**STORED RECORDS**
--- begin ---
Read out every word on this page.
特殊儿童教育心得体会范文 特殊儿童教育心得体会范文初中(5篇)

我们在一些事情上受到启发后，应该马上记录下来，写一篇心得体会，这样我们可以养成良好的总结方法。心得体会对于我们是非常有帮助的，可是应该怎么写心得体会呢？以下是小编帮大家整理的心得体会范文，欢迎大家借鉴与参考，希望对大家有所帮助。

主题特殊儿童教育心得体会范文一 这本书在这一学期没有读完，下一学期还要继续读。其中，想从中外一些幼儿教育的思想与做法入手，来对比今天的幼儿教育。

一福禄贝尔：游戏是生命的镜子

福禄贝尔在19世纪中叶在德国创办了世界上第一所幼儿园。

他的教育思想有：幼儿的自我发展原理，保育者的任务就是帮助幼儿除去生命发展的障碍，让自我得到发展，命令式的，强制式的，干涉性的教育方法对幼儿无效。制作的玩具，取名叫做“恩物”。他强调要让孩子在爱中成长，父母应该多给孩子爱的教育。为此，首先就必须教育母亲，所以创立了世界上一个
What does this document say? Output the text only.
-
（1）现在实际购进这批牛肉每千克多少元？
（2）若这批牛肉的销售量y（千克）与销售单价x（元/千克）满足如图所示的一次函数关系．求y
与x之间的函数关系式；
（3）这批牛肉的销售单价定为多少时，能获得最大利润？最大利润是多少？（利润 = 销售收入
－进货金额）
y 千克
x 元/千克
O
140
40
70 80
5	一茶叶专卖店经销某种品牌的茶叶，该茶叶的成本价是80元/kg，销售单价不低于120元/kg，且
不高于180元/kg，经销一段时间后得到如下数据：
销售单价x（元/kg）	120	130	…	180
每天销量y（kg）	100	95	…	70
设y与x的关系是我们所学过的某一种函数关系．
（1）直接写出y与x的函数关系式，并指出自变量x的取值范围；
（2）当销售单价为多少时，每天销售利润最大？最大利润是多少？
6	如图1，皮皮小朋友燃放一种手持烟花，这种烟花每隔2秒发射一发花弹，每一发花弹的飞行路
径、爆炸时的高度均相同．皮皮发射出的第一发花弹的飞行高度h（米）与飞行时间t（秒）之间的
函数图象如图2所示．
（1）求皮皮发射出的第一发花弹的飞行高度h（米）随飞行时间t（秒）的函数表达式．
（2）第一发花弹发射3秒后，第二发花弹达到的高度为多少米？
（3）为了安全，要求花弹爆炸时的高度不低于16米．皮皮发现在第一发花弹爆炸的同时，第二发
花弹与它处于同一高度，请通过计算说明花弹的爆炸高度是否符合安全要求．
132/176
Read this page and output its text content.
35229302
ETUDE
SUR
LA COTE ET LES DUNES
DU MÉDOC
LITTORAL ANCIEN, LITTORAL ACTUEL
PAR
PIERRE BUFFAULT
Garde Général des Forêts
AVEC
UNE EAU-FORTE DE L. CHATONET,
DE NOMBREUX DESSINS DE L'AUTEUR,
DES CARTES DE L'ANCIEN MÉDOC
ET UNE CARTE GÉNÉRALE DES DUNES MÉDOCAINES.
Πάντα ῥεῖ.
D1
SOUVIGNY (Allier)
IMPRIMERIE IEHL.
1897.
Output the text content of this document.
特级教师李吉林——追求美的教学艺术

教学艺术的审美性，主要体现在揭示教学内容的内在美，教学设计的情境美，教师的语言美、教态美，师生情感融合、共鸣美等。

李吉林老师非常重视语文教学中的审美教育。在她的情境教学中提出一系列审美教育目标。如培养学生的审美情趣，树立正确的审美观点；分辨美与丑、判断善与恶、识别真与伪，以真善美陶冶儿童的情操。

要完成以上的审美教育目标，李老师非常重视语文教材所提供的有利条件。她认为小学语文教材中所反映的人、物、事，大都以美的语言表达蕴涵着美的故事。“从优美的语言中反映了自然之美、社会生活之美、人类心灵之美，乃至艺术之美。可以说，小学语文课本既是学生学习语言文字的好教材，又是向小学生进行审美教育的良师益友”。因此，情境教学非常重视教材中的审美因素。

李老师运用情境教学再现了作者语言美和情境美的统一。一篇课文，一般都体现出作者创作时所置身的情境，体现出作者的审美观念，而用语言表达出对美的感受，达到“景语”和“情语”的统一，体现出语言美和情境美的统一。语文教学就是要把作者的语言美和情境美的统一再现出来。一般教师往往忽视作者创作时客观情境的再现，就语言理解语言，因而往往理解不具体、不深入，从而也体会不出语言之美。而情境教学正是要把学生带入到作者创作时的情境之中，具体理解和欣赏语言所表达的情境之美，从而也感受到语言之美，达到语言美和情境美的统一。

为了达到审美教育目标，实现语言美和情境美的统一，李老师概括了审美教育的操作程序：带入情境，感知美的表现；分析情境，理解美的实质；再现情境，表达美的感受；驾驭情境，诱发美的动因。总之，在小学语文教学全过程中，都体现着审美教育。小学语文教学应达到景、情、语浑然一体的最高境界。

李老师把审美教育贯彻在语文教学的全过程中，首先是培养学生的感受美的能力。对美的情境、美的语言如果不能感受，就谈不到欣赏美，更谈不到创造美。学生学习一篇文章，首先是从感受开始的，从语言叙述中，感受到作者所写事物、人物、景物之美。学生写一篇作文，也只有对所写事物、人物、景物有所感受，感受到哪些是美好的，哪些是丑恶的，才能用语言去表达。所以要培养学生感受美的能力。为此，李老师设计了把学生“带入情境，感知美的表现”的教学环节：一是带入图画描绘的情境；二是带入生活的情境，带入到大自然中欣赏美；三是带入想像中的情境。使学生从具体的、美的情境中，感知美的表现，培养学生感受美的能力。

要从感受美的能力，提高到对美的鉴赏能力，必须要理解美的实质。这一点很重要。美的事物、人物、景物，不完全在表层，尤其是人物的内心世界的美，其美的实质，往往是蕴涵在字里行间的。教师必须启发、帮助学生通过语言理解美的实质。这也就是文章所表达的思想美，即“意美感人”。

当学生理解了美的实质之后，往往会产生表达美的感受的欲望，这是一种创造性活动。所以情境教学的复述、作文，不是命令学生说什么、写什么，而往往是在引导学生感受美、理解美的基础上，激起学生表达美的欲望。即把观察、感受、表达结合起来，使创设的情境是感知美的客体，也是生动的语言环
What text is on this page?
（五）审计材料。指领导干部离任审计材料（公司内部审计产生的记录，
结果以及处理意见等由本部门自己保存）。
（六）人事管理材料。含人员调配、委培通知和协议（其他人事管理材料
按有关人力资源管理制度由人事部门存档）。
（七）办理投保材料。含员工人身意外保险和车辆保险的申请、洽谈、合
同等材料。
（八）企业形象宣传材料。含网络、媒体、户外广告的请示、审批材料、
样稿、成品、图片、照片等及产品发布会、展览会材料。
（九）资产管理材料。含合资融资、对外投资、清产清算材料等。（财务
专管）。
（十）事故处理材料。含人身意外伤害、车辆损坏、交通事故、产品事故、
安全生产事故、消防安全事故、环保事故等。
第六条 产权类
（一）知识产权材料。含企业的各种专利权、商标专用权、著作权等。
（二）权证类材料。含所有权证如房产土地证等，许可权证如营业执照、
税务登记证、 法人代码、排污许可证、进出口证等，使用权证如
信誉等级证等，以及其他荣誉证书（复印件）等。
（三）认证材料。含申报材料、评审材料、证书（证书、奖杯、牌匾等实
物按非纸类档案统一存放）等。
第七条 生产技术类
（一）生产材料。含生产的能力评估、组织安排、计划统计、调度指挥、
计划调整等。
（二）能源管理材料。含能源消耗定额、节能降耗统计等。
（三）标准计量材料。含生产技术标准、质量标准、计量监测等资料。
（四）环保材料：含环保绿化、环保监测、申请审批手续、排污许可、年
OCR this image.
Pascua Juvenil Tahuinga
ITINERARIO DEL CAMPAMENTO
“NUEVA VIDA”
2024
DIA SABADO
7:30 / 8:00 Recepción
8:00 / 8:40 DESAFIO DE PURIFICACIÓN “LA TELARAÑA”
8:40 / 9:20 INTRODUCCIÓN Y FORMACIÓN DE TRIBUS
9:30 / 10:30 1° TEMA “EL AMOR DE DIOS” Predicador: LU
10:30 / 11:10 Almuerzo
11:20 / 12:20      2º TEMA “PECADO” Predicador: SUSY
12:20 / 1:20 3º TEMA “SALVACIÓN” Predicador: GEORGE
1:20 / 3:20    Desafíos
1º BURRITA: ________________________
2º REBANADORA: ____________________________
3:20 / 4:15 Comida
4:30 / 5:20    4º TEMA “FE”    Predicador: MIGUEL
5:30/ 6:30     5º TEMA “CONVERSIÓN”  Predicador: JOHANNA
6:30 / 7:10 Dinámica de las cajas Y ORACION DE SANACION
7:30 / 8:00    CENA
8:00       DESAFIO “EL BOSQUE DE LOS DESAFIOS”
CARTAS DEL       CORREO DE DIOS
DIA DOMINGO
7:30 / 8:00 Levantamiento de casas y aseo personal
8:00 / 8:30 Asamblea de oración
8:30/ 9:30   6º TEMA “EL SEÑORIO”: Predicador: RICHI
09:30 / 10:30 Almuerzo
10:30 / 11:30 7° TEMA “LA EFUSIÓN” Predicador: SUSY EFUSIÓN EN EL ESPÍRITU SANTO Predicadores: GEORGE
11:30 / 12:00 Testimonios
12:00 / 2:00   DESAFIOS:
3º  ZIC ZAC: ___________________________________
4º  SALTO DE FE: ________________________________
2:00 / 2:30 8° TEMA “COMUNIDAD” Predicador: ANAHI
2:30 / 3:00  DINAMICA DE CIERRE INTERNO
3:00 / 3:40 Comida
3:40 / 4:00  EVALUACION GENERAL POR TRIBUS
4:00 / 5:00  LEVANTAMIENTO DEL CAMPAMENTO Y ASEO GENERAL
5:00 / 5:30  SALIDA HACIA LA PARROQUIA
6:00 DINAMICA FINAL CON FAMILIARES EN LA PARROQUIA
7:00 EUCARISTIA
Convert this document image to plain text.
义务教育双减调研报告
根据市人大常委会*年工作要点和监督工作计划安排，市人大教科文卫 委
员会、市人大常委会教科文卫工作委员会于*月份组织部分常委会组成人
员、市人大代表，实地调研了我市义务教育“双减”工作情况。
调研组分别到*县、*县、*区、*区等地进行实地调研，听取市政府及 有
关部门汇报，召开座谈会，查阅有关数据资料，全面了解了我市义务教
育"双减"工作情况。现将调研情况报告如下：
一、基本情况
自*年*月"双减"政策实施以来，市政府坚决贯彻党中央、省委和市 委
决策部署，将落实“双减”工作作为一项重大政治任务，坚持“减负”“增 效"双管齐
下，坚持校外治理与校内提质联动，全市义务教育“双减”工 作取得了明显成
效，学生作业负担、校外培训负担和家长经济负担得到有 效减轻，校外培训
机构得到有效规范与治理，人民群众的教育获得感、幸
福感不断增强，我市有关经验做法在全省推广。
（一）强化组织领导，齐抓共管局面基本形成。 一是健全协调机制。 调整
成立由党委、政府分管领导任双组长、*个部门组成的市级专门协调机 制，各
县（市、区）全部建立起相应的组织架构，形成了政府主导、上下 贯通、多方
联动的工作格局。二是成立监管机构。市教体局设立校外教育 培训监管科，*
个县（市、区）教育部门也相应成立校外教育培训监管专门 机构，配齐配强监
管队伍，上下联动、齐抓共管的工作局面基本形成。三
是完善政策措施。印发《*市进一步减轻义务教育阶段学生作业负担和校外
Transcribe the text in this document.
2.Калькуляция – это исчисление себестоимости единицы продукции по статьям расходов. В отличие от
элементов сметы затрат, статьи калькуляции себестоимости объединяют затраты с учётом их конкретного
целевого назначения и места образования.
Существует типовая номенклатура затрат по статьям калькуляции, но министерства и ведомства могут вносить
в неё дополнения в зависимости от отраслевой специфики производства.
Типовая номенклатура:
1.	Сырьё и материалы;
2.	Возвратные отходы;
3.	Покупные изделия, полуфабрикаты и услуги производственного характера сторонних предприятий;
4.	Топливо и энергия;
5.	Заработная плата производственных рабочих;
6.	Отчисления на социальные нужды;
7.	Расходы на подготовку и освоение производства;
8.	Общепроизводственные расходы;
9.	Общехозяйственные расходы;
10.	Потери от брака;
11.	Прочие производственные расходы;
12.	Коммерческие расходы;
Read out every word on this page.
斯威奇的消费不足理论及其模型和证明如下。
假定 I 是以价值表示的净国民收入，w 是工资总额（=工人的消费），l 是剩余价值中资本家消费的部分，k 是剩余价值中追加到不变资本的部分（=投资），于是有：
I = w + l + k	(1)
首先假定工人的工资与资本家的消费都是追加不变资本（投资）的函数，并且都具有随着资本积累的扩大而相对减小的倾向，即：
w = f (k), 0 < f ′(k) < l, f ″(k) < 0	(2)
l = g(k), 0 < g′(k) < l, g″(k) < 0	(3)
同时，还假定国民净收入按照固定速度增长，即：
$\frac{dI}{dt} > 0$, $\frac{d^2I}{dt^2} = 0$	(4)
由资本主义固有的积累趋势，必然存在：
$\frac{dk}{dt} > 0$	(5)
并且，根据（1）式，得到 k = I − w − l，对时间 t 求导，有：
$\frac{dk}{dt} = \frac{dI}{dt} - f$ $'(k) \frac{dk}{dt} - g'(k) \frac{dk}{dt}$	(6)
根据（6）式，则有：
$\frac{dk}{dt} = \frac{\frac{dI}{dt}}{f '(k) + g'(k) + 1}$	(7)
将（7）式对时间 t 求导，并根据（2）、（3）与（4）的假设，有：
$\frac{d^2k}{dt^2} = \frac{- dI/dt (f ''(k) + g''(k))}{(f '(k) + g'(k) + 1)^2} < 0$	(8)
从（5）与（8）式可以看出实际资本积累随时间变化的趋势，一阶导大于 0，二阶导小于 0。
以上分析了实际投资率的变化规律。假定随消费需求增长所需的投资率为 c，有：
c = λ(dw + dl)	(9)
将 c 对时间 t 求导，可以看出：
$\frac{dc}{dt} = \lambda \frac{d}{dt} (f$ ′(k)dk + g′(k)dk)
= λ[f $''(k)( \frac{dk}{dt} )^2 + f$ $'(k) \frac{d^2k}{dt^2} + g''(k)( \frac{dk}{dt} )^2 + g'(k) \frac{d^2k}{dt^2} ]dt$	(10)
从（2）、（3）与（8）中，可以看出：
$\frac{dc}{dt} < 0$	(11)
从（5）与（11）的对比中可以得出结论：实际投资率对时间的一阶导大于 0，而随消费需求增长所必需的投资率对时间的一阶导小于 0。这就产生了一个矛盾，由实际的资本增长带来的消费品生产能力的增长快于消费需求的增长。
--- end ---
**REQUIREMENTS**
Locate each line containing the string "document" and show it.

**TASK RESULT**
What does this document say? Output the text only.
Output the text content of this document.
Convert this document image to plain text.
Transcribe the text in this document.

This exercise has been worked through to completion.